→ What you are asked to do
Reproduce each line of the data below word for word, leaving out the picture.

→ Information provided
* Begin *

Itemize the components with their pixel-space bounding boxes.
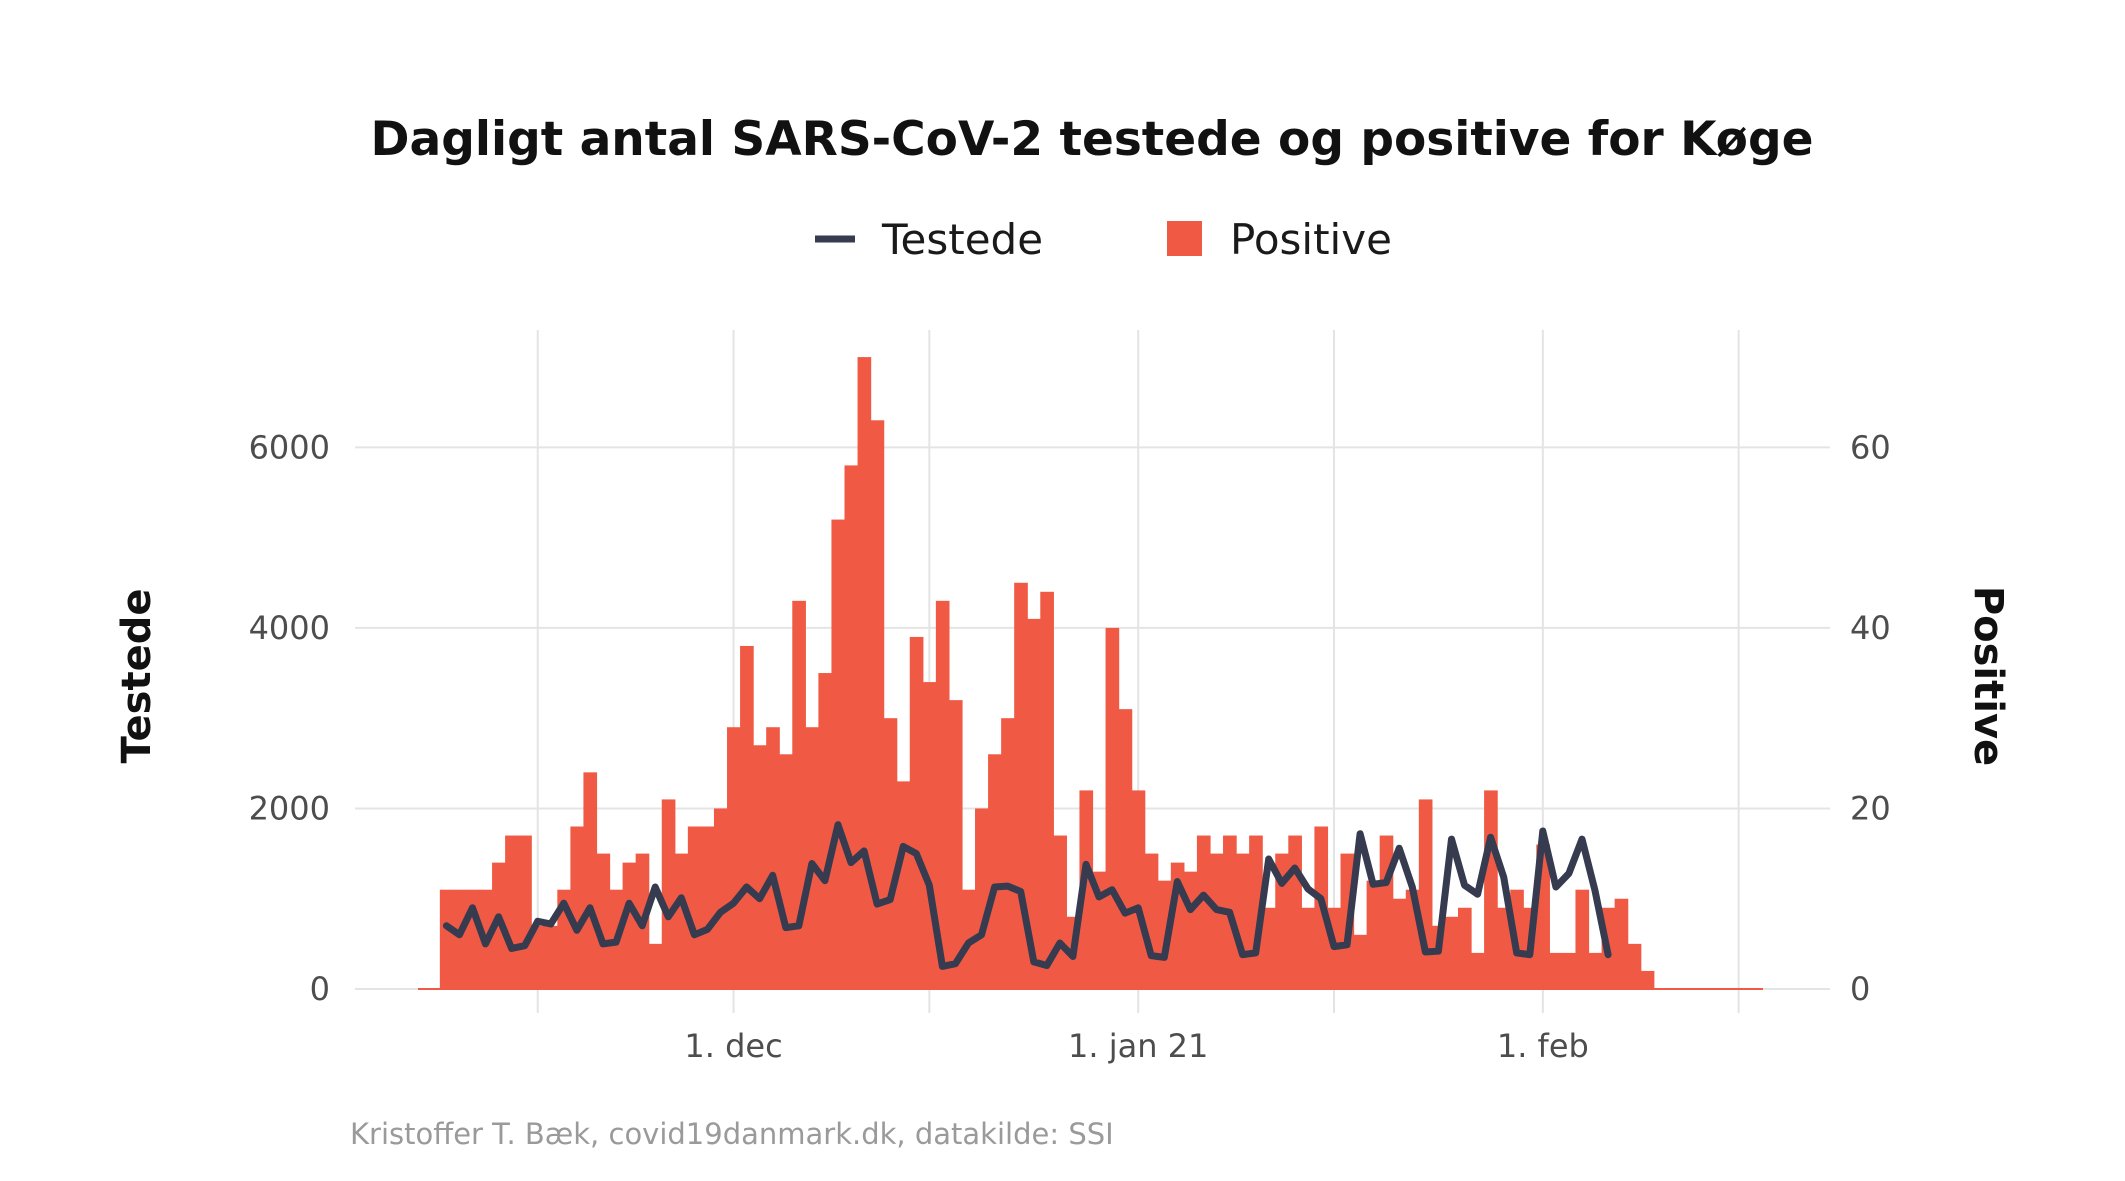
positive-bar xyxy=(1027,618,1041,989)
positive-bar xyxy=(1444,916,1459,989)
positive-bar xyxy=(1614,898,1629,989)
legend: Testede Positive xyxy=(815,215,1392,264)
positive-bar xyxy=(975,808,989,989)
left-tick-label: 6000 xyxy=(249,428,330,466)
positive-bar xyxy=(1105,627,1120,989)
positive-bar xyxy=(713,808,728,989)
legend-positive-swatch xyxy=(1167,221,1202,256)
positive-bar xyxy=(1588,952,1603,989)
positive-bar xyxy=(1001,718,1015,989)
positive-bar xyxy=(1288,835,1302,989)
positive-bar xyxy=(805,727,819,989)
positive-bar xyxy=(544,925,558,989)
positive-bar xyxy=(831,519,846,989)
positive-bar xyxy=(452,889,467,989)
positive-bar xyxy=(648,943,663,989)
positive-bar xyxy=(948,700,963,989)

* End *

→ Answer to the problem
Itemize the components with their pixel-space bounding boxes.
positive-bar xyxy=(1027,618,1041,989)
positive-bar xyxy=(1444,916,1459,989)
positive-bar xyxy=(1614,898,1629,989)
legend: Testede Positive xyxy=(815,215,1392,264)
positive-bar xyxy=(975,808,989,989)
left-tick-label: 6000 xyxy=(249,428,330,466)
positive-bar xyxy=(1105,627,1120,989)
positive-bar xyxy=(713,808,728,989)
legend-positive-swatch xyxy=(1167,221,1202,256)
positive-bar xyxy=(1588,952,1603,989)
positive-bar xyxy=(1001,718,1015,989)
positive-bar xyxy=(1288,835,1302,989)
positive-bar xyxy=(805,727,819,989)
positive-bar xyxy=(544,925,558,989)
positive-bar xyxy=(831,519,846,989)
positive-bar xyxy=(452,889,467,989)
positive-bar xyxy=(648,943,663,989)
positive-bar xyxy=(948,700,963,989)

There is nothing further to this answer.